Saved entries

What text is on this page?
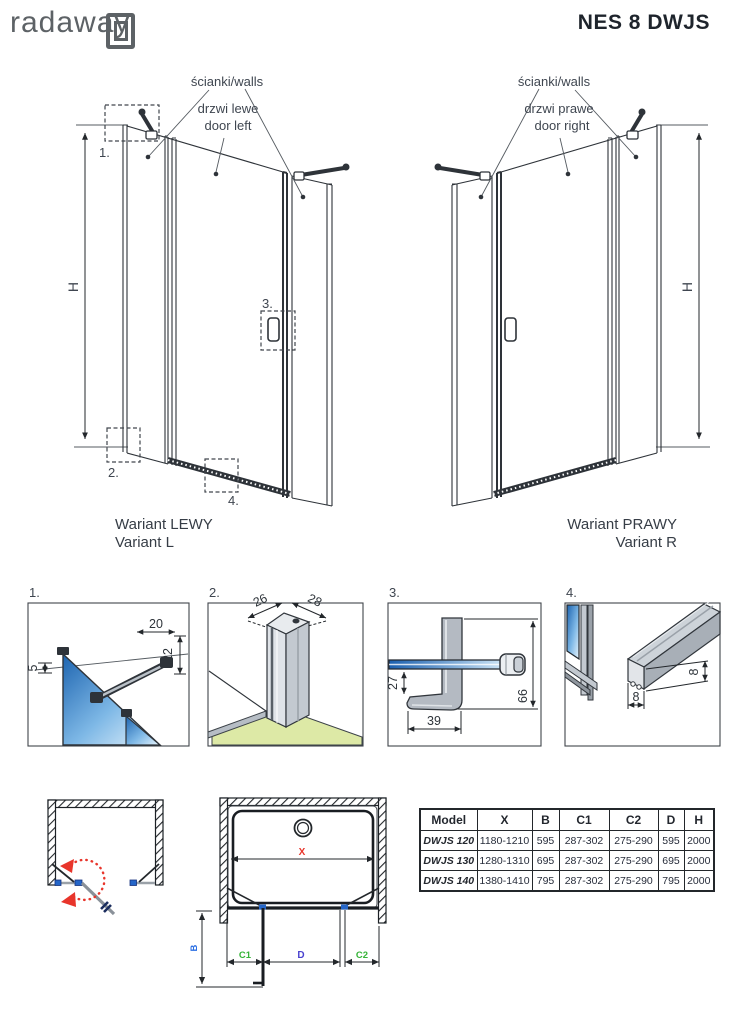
radaway	NES 8 DWJS
ścianki/walls
drzwi lewe
door left
1.
2.
3.
4.
H
Wariant LEWY
Variant L
ścianki/walls
drzwi prawe
door right
H
Wariant PRAWY
Variant R
1.
5
20
22
2. 26	28	3.
27
39
66
4.
8
8
X
B
C1	D	C2
Model	X	B	C1	C2	D	H
DWJS 120	1180-1210	595	287-302	275-290	595	2000
DWJS 130	1280-1310	695	287-302	275-290	695	2000
DWJS 140	1380-1410	795	287-302	275-290	795	2000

• [Written problem]
Return the listing above word for word, with the pictures removed.

• [The reply]
What text is on this page?
radaway	NES 8 DWJS
ścianki/walls
drzwi lewe
door left
1.
2.
3.
4.
H
Wariant LEWY
Variant L
ścianki/walls
drzwi prawe
door right
H
Wariant PRAWY
Variant R
1.
5
20
22
2. 26	28	3.
27
39
66
4.
8
8
X
B
C1	D	C2
Model	X	B	C1	C2	D	H
DWJS 120	1180-1210	595	287-302	275-290	595	2000
DWJS 130	1280-1310	695	287-302	275-290	695	2000
DWJS 140	1380-1410	795	287-302	275-290	795	2000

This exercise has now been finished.